Go through the data below. List every line that holds the word "taxes".
....................
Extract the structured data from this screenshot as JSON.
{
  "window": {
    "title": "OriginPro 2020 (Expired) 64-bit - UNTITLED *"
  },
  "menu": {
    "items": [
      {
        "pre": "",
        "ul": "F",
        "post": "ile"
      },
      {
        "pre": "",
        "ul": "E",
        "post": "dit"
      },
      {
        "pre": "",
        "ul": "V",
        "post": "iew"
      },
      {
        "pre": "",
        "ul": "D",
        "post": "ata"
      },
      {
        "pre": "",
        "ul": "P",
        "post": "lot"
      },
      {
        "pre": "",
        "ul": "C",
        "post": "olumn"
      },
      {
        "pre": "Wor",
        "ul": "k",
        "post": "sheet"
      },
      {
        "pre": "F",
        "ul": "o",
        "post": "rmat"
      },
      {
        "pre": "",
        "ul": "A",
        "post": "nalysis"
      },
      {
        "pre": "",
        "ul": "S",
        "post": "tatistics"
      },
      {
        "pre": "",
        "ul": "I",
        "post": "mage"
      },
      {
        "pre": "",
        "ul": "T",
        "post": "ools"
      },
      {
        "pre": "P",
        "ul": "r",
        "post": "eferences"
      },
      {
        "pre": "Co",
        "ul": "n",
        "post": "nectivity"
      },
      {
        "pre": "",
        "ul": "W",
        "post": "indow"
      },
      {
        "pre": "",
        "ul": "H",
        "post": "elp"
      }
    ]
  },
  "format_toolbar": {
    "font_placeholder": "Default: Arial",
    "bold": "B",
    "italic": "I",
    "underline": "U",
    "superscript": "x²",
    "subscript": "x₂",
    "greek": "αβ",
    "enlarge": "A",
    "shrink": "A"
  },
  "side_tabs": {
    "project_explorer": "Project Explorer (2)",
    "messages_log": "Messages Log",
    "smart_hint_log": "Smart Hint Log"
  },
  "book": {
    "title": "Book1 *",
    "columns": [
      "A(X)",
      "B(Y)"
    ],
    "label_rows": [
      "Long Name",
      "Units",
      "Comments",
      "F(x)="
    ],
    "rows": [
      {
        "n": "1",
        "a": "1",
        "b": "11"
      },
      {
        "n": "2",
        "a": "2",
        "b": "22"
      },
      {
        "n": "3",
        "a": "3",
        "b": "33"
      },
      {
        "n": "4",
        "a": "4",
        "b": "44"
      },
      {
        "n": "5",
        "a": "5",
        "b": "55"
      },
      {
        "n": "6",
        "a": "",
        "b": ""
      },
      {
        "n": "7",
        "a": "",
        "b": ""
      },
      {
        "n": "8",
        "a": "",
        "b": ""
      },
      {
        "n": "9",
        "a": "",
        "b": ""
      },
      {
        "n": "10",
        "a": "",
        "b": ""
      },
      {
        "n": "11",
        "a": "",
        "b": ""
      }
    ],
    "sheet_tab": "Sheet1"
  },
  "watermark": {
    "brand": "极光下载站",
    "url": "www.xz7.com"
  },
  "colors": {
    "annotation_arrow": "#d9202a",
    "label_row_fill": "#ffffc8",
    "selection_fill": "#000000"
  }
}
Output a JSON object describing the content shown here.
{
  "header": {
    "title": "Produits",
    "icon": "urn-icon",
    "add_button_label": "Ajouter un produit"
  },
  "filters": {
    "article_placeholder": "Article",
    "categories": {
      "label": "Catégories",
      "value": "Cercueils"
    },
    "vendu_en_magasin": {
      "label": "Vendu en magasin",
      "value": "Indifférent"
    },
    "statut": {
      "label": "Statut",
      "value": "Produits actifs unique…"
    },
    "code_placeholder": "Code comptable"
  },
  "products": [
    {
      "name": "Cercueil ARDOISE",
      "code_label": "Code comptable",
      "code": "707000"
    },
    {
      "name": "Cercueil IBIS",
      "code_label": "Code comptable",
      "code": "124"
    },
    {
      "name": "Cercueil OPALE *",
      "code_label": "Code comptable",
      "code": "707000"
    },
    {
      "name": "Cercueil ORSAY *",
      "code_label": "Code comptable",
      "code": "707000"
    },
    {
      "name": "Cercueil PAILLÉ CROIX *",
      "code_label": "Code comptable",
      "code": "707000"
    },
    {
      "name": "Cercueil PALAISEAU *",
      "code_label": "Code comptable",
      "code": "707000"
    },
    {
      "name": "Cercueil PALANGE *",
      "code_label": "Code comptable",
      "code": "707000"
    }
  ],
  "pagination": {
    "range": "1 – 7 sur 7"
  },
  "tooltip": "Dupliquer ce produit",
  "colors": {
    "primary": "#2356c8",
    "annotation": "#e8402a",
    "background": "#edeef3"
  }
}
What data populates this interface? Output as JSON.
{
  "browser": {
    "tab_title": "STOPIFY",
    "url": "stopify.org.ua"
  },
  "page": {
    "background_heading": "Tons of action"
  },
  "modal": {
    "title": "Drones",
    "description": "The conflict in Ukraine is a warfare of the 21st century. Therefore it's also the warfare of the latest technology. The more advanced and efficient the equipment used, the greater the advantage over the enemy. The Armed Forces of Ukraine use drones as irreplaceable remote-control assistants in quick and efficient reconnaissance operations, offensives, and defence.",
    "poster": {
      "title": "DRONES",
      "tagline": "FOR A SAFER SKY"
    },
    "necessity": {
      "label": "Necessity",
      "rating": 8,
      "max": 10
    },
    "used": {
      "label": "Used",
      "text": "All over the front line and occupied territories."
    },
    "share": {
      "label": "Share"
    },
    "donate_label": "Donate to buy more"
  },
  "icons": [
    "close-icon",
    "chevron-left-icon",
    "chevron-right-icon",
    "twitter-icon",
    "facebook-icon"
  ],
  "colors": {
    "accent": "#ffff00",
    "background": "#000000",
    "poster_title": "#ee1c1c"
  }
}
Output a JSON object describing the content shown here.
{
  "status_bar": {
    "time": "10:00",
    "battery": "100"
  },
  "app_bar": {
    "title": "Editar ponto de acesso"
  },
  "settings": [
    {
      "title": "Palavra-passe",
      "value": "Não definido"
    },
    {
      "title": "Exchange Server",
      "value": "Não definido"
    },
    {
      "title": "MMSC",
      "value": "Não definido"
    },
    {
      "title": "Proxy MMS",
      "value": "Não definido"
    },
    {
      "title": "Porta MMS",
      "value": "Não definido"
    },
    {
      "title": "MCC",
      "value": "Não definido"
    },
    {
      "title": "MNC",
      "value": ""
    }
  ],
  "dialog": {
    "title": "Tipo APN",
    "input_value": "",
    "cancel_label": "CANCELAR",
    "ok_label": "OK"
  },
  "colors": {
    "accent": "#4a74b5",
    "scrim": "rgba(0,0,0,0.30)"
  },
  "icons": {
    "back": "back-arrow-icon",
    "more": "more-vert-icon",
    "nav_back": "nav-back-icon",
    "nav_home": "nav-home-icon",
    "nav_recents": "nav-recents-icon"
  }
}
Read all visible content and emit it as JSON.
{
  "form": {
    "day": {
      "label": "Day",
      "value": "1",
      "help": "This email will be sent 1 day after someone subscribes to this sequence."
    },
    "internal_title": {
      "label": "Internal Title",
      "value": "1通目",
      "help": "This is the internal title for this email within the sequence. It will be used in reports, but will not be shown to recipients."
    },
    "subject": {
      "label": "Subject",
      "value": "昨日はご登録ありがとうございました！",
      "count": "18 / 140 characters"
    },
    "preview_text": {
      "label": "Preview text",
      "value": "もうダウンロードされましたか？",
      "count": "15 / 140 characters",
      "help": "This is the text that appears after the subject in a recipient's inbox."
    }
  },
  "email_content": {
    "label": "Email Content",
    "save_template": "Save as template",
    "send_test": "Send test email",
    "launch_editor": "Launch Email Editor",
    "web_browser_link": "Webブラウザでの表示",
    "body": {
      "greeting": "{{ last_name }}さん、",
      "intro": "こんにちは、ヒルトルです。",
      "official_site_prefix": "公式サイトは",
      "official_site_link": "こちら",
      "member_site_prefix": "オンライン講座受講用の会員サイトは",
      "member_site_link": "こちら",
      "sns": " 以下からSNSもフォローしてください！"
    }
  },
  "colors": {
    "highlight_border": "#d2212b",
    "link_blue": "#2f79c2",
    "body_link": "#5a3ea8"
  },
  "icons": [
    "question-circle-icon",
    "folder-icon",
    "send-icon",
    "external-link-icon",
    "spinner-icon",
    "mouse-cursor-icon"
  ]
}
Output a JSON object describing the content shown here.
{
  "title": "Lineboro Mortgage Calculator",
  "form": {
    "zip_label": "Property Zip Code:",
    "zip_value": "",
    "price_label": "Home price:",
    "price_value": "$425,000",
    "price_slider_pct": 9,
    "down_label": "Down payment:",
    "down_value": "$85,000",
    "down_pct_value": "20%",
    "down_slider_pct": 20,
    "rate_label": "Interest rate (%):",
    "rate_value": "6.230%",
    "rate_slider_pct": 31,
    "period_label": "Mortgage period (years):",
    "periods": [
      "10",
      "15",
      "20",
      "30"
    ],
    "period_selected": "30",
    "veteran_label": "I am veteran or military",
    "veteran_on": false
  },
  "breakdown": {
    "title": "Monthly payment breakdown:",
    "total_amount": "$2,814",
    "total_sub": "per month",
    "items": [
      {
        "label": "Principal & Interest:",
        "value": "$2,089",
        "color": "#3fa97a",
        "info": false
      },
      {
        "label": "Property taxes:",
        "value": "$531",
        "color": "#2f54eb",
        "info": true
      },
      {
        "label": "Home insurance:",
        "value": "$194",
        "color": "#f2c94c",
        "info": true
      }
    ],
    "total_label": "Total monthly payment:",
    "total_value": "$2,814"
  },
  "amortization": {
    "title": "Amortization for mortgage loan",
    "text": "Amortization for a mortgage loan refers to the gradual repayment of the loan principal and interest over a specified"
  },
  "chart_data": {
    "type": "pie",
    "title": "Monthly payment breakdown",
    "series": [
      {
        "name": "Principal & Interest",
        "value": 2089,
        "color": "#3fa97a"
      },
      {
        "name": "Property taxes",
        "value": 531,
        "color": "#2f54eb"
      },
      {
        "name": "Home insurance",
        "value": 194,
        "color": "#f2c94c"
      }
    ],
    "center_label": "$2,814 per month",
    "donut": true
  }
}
....................
* Written response:
        "label": "Property taxes:",
        "name": "Property taxes",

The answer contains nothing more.